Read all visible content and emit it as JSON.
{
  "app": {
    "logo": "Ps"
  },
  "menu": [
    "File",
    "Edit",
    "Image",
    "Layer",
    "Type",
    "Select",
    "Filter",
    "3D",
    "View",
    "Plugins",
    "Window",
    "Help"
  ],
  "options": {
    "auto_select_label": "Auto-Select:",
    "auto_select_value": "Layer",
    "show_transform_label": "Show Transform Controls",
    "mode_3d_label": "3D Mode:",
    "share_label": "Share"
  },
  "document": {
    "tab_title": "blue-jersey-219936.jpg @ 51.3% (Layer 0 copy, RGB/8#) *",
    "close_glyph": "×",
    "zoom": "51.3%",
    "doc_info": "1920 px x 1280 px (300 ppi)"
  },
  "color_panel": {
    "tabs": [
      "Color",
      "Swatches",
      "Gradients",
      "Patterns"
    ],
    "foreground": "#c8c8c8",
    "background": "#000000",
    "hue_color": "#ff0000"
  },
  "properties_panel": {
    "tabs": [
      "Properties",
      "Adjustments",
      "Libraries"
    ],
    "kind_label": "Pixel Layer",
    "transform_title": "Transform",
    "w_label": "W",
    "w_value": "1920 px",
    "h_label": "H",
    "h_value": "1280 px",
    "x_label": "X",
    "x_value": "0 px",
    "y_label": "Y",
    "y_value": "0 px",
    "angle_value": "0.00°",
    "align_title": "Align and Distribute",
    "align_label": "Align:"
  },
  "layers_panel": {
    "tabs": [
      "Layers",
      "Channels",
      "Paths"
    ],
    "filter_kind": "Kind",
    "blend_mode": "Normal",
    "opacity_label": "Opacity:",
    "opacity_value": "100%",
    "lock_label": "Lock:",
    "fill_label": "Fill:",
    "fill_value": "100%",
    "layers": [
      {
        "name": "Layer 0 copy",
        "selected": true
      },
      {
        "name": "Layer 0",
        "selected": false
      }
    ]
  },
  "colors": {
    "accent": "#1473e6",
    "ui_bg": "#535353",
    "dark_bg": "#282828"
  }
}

---+---

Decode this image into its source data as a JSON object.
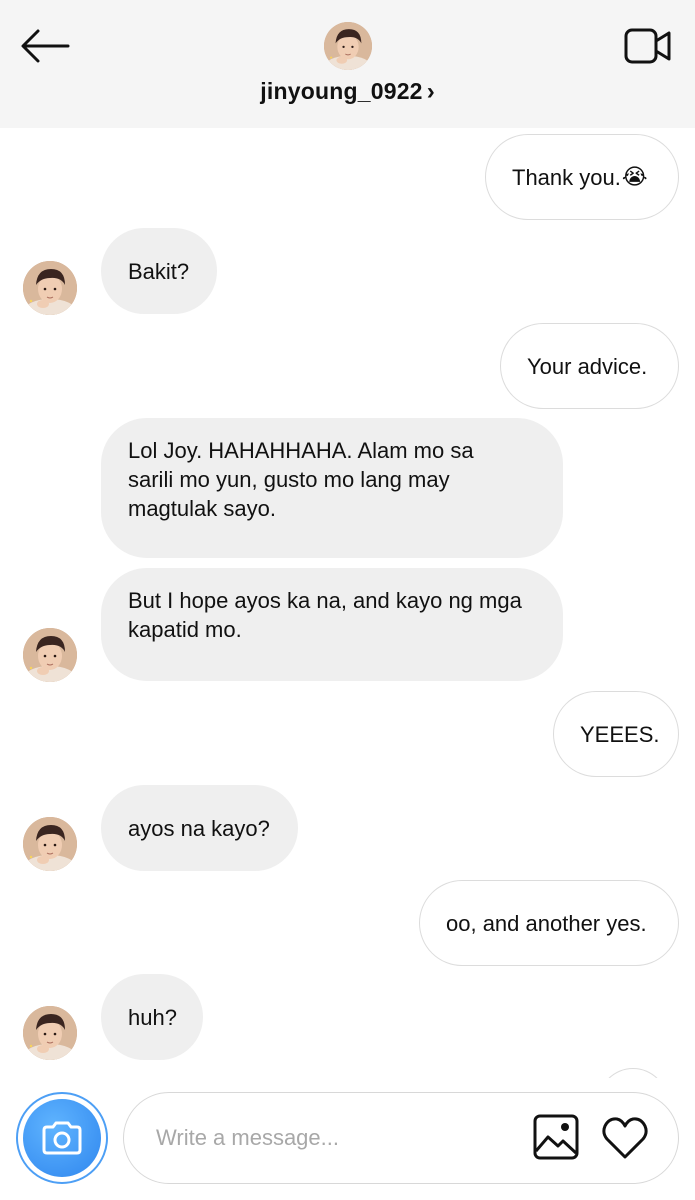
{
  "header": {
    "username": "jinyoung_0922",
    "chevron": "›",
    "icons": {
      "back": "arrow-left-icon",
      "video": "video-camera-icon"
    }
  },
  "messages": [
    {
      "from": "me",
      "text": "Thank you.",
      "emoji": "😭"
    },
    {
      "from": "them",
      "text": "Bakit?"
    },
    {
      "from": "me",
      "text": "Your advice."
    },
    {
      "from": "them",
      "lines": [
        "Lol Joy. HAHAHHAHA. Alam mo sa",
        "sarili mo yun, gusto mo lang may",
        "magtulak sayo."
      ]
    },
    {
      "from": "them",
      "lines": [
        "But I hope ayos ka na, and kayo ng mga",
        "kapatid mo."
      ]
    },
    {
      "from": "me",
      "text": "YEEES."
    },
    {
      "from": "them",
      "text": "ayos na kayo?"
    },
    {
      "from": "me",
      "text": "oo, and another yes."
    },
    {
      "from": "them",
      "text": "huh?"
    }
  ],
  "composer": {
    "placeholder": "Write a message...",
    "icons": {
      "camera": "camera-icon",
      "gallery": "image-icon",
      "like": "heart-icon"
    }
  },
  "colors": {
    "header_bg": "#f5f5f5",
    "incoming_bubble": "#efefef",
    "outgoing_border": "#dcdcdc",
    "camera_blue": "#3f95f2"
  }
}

---+---

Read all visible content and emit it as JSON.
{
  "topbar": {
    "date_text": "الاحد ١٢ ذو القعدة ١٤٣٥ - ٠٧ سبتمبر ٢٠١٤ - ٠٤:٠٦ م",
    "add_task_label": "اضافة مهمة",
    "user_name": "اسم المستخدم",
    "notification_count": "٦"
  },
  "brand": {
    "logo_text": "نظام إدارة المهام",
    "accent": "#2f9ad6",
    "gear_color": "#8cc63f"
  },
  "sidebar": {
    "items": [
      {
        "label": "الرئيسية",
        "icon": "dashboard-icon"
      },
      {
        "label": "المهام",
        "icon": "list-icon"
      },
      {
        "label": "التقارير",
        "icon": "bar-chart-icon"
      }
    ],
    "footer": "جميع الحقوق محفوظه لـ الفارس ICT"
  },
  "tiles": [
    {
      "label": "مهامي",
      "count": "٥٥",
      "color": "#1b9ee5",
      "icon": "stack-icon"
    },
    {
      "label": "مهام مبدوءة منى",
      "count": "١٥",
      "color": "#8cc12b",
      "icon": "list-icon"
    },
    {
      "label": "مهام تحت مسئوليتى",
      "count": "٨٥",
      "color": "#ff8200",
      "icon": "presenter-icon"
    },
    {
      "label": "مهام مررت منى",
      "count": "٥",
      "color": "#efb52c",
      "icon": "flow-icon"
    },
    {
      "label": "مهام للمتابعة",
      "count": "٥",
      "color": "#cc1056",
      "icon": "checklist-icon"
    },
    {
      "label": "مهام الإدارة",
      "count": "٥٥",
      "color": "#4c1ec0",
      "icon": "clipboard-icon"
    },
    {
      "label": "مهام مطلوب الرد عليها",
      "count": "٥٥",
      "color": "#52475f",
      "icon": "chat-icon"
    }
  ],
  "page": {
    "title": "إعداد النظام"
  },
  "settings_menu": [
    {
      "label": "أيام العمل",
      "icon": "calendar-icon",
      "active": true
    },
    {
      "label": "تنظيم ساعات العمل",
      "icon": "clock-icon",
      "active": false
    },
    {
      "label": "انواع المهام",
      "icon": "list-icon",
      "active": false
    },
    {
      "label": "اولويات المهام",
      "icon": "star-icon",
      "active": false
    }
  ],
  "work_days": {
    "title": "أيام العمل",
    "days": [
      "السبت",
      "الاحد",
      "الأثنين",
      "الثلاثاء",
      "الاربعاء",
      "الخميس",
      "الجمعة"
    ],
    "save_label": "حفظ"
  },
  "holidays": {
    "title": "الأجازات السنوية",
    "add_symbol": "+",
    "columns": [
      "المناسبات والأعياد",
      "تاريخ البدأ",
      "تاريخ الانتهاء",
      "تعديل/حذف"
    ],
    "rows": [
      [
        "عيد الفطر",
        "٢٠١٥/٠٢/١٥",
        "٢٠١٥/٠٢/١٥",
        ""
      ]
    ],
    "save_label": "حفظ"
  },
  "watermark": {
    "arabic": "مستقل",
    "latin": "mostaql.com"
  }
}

---+---

### Exercise objective
Show the lines of the records that include the string "الاحد".

### Correct output
    "date_text": "الاحد ١٢ ذو القعدة ١٤٣٥ - ٠٧ سبتمبر ٢٠١٤ - ٠٤:٠٦ م",
      "الاحد",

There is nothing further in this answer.